━━ MATERIAL SHOWN

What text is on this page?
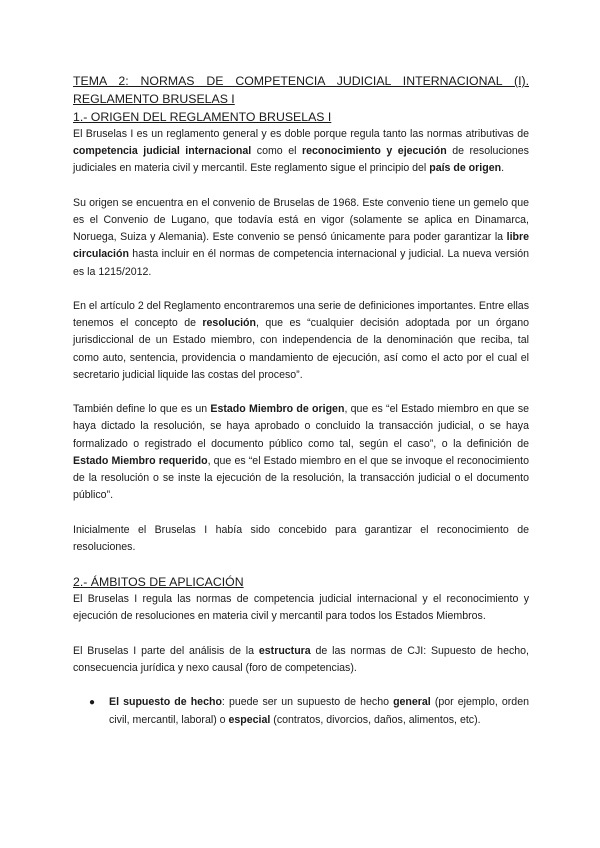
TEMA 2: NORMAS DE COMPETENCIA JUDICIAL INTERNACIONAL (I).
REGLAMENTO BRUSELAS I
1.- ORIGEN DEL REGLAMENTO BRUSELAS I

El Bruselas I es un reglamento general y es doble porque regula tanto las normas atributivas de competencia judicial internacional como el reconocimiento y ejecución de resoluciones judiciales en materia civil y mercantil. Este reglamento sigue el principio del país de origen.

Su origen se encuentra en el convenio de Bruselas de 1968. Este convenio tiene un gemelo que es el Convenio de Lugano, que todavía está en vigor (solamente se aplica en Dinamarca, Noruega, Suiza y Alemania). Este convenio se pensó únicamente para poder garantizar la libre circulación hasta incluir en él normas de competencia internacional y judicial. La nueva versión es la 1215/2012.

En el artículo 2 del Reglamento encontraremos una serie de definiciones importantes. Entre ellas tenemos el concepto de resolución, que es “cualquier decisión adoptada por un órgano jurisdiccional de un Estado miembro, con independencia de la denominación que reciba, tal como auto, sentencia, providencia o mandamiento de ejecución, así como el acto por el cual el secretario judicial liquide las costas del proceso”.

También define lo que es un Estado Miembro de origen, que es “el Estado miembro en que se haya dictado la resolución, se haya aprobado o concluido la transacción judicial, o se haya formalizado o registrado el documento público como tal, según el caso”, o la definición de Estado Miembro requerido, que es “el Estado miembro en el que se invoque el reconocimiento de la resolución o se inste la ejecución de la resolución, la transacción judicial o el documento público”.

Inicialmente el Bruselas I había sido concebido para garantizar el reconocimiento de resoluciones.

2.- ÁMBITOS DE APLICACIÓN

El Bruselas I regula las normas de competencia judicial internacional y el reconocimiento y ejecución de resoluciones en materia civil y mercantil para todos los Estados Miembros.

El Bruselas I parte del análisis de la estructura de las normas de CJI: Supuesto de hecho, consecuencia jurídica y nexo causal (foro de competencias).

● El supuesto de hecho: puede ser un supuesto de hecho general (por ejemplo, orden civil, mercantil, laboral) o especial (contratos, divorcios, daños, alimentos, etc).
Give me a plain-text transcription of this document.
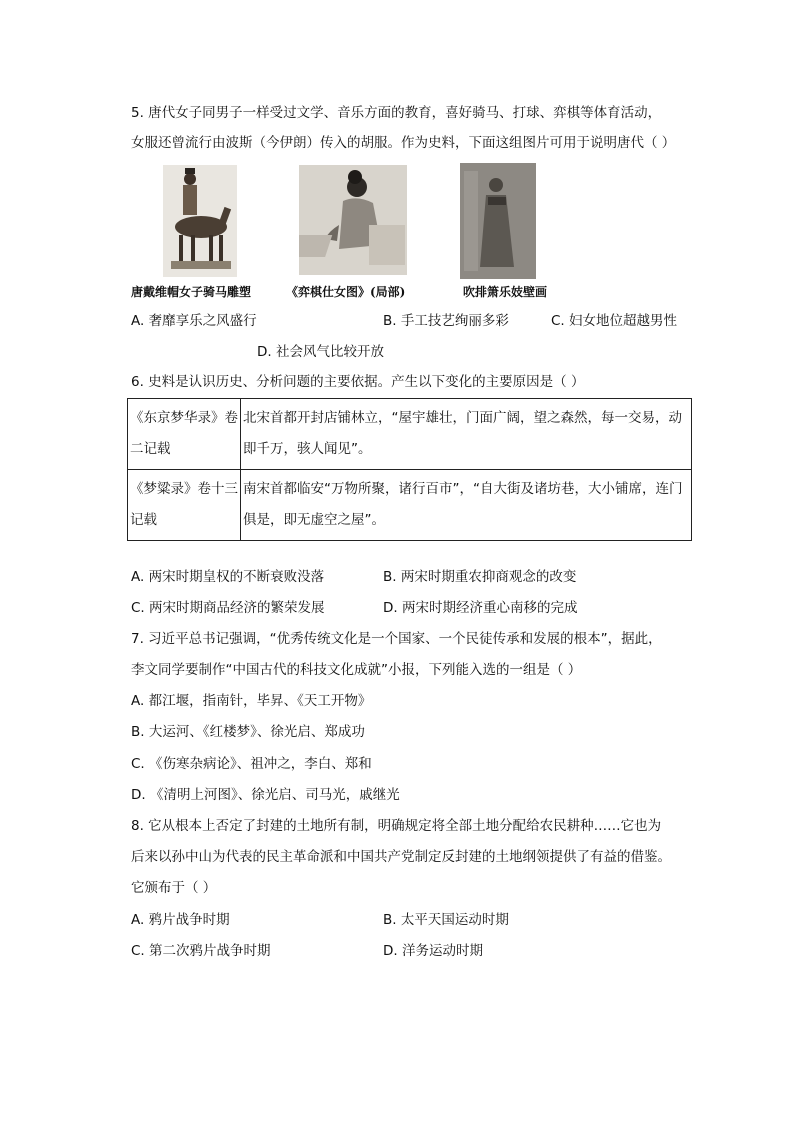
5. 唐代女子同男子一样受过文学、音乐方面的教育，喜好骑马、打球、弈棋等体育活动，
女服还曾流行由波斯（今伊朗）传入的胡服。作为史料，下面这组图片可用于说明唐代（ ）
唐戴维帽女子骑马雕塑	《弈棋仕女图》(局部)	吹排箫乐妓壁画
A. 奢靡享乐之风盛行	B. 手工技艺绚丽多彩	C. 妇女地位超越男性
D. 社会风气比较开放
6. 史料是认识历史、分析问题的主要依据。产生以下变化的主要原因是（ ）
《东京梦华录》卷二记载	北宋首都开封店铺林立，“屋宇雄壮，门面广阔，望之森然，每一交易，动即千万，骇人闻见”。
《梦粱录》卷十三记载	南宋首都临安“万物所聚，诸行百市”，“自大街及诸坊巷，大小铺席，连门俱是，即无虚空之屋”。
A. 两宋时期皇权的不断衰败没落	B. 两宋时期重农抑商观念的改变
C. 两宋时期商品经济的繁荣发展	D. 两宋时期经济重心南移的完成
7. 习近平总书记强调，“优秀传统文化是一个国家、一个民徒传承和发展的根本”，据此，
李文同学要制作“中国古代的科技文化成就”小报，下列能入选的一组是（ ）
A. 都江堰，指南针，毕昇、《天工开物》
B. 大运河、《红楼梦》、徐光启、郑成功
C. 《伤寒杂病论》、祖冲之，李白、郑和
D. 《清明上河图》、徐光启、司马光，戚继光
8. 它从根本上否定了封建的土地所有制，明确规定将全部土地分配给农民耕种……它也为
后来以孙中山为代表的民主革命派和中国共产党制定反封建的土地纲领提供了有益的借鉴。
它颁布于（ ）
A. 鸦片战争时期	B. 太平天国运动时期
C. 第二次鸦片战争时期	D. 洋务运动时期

━━━━
━━ MATERIAL SHOWN

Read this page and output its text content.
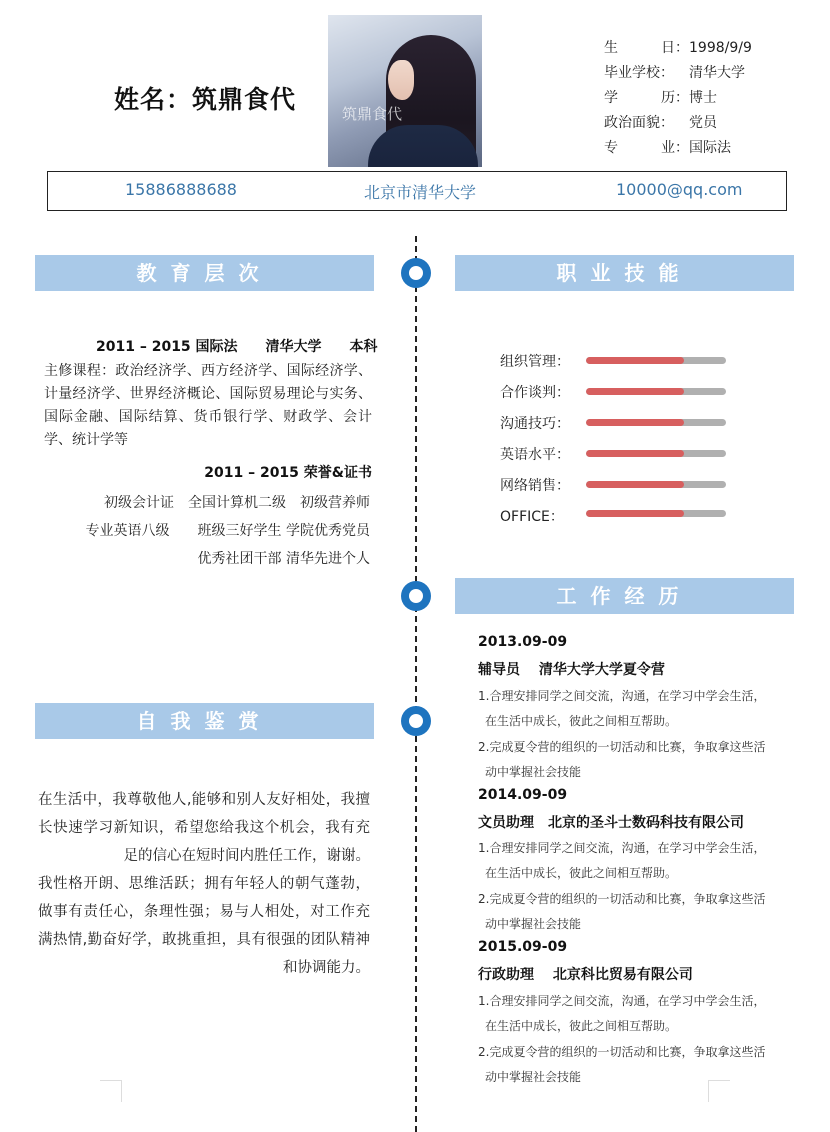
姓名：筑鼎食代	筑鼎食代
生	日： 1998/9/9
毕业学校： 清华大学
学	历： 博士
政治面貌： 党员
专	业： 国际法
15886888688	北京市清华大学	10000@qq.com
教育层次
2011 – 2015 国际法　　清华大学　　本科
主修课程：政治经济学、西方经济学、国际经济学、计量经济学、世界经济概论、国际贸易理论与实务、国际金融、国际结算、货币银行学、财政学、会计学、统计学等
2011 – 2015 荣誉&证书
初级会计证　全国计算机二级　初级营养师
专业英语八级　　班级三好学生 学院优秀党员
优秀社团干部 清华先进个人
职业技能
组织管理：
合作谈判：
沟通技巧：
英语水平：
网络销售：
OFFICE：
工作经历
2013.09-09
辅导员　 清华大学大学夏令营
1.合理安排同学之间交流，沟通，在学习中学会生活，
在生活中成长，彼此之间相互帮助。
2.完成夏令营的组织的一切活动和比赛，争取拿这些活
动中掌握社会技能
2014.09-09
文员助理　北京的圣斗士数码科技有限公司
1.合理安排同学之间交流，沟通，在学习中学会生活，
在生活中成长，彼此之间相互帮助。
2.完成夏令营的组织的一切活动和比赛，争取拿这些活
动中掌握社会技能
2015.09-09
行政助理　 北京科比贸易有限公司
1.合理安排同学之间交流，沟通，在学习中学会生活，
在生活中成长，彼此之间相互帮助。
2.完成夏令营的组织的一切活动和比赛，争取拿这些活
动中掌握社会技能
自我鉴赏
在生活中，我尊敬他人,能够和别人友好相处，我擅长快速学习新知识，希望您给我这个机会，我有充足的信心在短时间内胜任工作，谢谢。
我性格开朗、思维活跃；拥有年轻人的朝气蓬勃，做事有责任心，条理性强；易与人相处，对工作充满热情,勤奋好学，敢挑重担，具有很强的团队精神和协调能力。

━━━━
━━ MATERIAL SHOWN

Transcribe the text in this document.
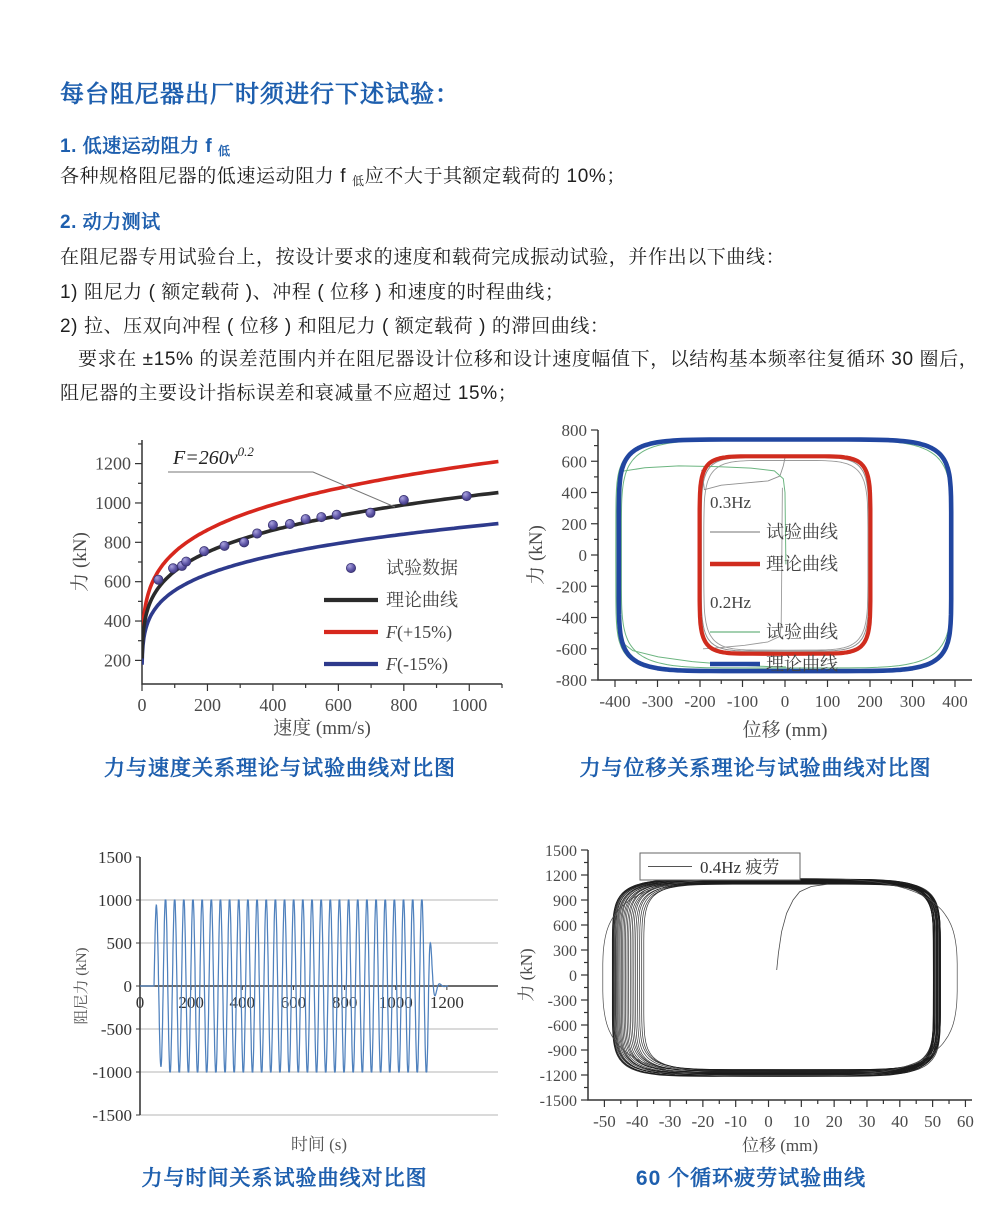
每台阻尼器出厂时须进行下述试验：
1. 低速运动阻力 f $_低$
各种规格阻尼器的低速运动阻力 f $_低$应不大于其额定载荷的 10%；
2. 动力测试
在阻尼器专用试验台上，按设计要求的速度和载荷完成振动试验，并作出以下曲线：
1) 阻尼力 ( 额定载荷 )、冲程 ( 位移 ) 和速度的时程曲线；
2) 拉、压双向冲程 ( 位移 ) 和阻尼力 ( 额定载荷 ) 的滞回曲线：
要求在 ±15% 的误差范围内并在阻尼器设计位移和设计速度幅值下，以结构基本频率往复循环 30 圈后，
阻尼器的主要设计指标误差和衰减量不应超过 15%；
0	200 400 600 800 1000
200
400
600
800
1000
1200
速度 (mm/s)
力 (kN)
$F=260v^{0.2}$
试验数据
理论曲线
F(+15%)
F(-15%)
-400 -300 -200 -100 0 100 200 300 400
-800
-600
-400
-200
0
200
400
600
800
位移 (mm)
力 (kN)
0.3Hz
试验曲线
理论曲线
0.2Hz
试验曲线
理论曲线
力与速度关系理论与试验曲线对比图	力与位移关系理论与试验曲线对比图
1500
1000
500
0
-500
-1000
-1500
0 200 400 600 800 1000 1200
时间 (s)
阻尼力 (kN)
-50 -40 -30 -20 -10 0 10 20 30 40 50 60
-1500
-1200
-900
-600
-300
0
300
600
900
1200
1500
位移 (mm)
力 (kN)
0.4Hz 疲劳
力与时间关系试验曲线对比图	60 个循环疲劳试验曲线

━━━━

Pick out and copy every line that contains the word "Este".

* REPLY TO THE TASK *
El Bruselas I es un reglamento general y es doble porque regula tanto las normas atributivas de competencia judicial internacional como el reconocimiento y ejecución de resoluciones judiciales en materia civil y mercantil. Este reglamento sigue el principio del país de origen.
Su origen se encuentra en el convenio de Bruselas de 1968. Este convenio tiene un gemelo que es el Convenio de Lugano, que todavía está en vigor (solamente se aplica en Dinamarca, Noruega, Suiza y Alemania). Este convenio se pensó únicamente para poder garantizar la libre circulación hasta incluir en él normas de competencia internacional y judicial. La nueva versión es la 1215/2012.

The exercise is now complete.